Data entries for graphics
[Begin]

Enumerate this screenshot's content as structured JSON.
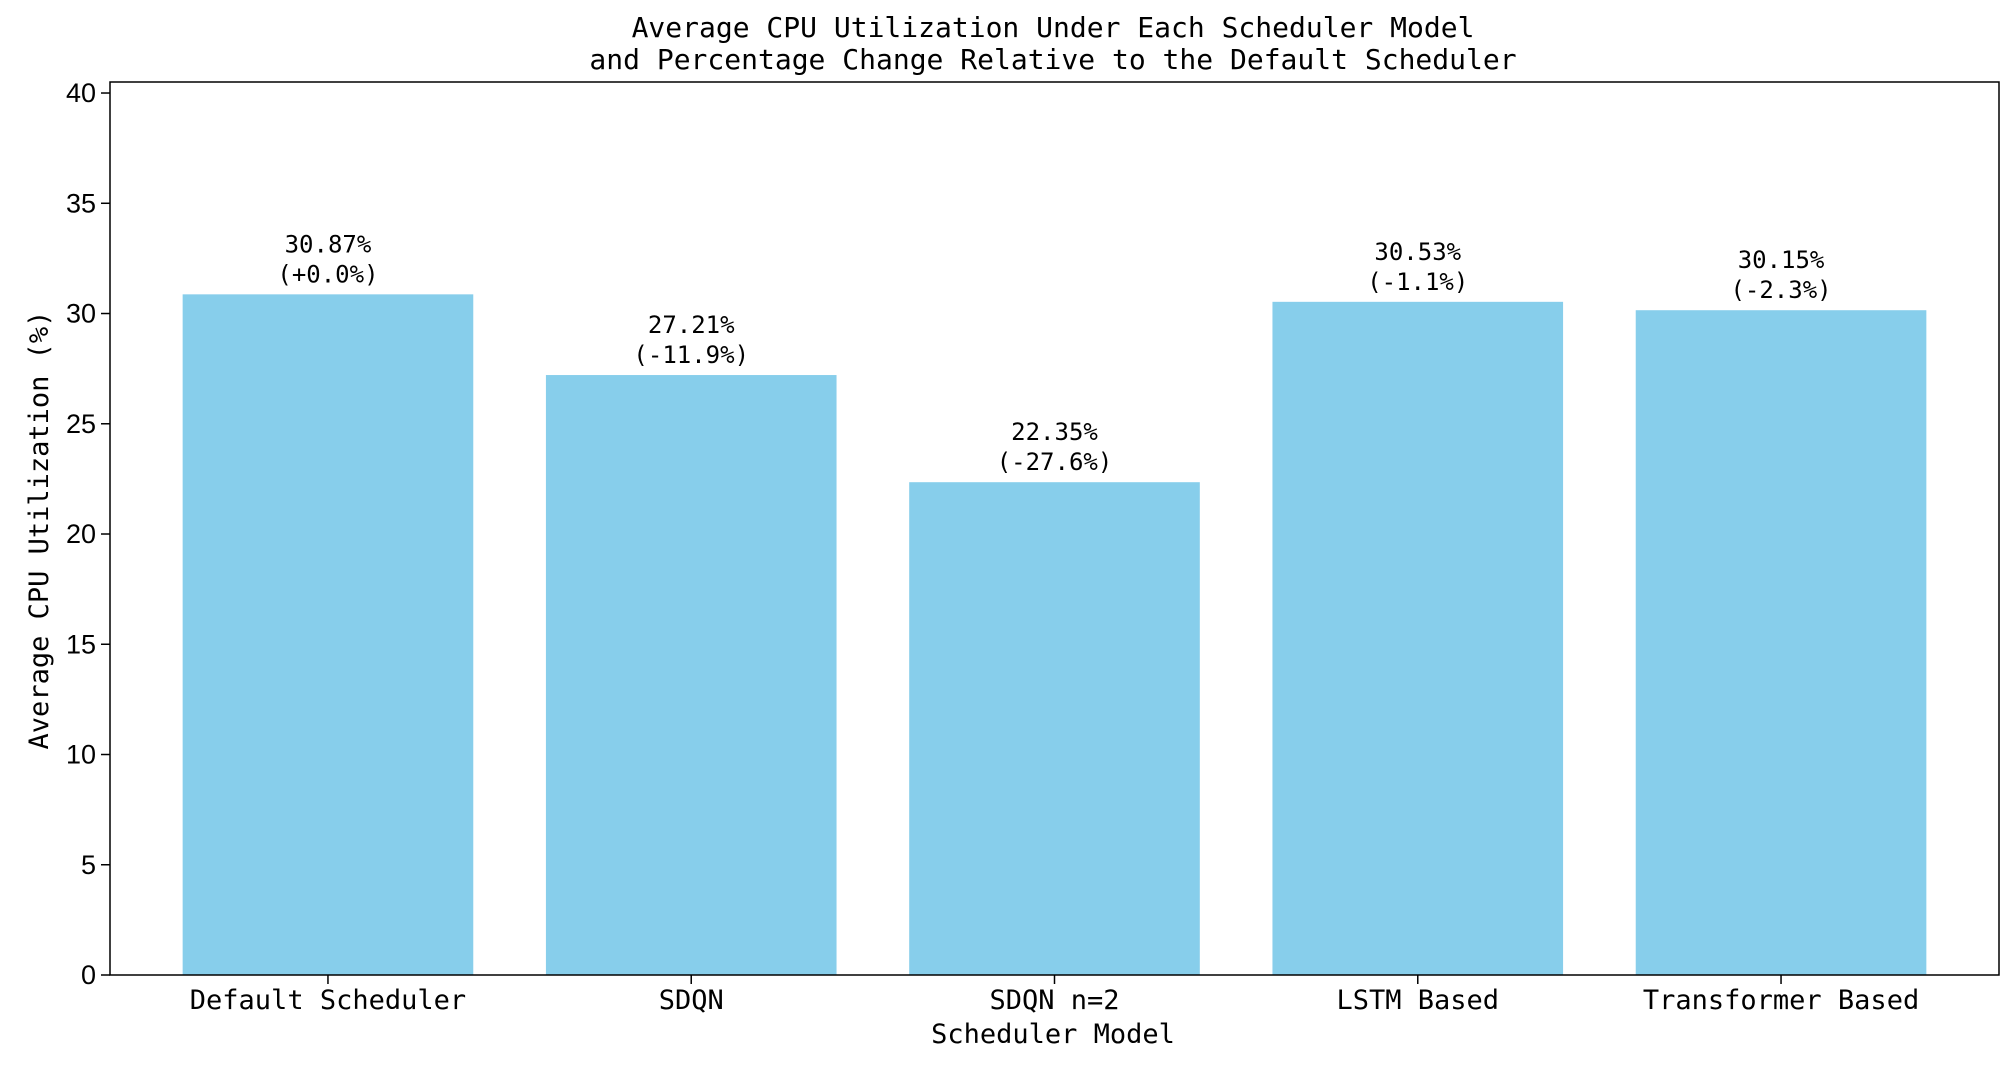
{
  "chart_data": {
    "type": "bar",
    "title_lines": [
      "Average CPU Utilization Under Each Scheduler Model",
      "and Percentage Change Relative to the Default Scheduler"
    ],
    "xlabel": "Scheduler Model",
    "ylabel": "Average CPU Utilization (%)",
    "categories": [
      "Default Scheduler",
      "SDQN",
      "SDQN n=2",
      "LSTM Based",
      "Transformer Based"
    ],
    "values": [
      30.87,
      27.21,
      22.35,
      30.53,
      30.15
    ],
    "value_labels": [
      "30.87%",
      "27.21%",
      "22.35%",
      "30.53%",
      "30.15%"
    ],
    "change_labels": [
      "(+0.0%)",
      "(-11.9%)",
      "(-27.6%)",
      "(-1.1%)",
      "(-2.3%)"
    ],
    "ylim": [
      0,
      40.5
    ],
    "yticks": [
      0,
      5,
      10,
      15,
      20,
      25,
      30,
      35,
      40
    ],
    "bar_color": "#87CEEB",
    "grid": false,
    "legend": false
  }
}
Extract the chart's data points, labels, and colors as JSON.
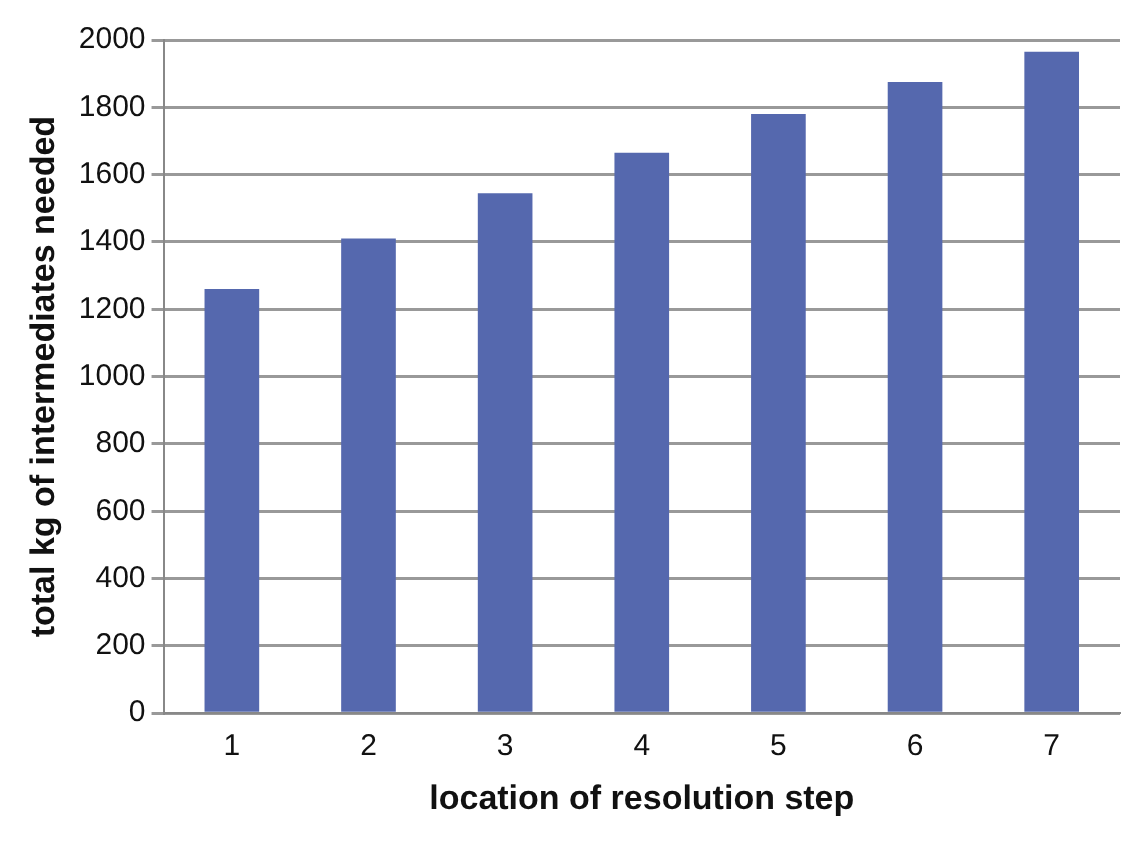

[End]

What the task asks
Gather each line from the entries above that includes the word "Default".

The output
      "and Percentage Change Relative to the Default Scheduler"
      "Default Scheduler",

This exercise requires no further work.